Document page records

--- START ---

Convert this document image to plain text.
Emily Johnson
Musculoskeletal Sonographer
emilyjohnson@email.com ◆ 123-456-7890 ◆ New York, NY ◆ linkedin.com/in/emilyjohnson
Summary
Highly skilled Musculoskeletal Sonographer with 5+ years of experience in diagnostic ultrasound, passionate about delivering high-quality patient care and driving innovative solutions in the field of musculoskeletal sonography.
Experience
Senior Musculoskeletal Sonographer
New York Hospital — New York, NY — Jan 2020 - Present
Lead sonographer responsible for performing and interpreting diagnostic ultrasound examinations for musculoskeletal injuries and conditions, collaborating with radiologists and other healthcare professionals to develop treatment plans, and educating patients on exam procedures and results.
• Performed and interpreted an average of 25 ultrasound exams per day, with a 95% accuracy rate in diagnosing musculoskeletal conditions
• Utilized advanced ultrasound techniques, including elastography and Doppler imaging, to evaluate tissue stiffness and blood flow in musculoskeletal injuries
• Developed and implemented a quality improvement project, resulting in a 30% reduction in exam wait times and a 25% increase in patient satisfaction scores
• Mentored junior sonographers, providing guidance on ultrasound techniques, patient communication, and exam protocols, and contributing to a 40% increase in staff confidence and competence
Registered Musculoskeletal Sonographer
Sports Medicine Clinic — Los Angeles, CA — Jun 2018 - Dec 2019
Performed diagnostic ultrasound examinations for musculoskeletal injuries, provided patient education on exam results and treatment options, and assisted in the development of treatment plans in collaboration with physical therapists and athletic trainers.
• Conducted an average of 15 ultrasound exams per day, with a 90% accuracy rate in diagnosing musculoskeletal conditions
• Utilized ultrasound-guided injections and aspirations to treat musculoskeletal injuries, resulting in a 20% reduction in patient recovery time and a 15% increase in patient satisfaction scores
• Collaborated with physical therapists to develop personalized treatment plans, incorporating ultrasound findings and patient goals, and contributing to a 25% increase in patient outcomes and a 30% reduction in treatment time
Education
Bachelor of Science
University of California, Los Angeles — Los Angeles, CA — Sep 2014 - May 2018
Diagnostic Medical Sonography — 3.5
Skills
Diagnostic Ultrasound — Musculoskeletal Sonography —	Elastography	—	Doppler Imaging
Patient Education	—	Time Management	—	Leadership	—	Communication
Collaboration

--- END ---

* Work task:
Restate the data above exactly, keeping each word as it stands.

* Finished task:
Convert this document image to plain text.
Emily Johnson
Musculoskeletal Sonographer
emilyjohnson@email.com ◆ 123-456-7890 ◆ New York, NY ◆ linkedin.com/in/emilyjohnson
Summary
Highly skilled Musculoskeletal Sonographer with 5+ years of experience in diagnostic ultrasound, passionate about delivering high-quality patient care and driving innovative solutions in the field of musculoskeletal sonography.
Experience
Senior Musculoskeletal Sonographer
New York Hospital — New York, NY — Jan 2020 - Present
Lead sonographer responsible for performing and interpreting diagnostic ultrasound examinations for musculoskeletal injuries and conditions, collaborating with radiologists and other healthcare professionals to develop treatment plans, and educating patients on exam procedures and results.
• Performed and interpreted an average of 25 ultrasound exams per day, with a 95% accuracy rate in diagnosing musculoskeletal conditions
• Utilized advanced ultrasound techniques, including elastography and Doppler imaging, to evaluate tissue stiffness and blood flow in musculoskeletal injuries
• Developed and implemented a quality improvement project, resulting in a 30% reduction in exam wait times and a 25% increase in patient satisfaction scores
• Mentored junior sonographers, providing guidance on ultrasound techniques, patient communication, and exam protocols, and contributing to a 40% increase in staff confidence and competence
Registered Musculoskeletal Sonographer
Sports Medicine Clinic — Los Angeles, CA — Jun 2018 - Dec 2019
Performed diagnostic ultrasound examinations for musculoskeletal injuries, provided patient education on exam results and treatment options, and assisted in the development of treatment plans in collaboration with physical therapists and athletic trainers.
• Conducted an average of 15 ultrasound exams per day, with a 90% accuracy rate in diagnosing musculoskeletal conditions
• Utilized ultrasound-guided injections and aspirations to treat musculoskeletal injuries, resulting in a 20% reduction in patient recovery time and a 15% increase in patient satisfaction scores
• Collaborated with physical therapists to develop personalized treatment plans, incorporating ultrasound findings and patient goals, and contributing to a 25% increase in patient outcomes and a 30% reduction in treatment time
Education
Bachelor of Science
University of California, Los Angeles — Los Angeles, CA — Sep 2014 - May 2018
Diagnostic Medical Sonography — 3.5
Skills
Diagnostic Ultrasound — Musculoskeletal Sonography —	Elastography	—	Doppler Imaging
Patient Education	—	Time Management	—	Leadership	—	Communication
Collaboration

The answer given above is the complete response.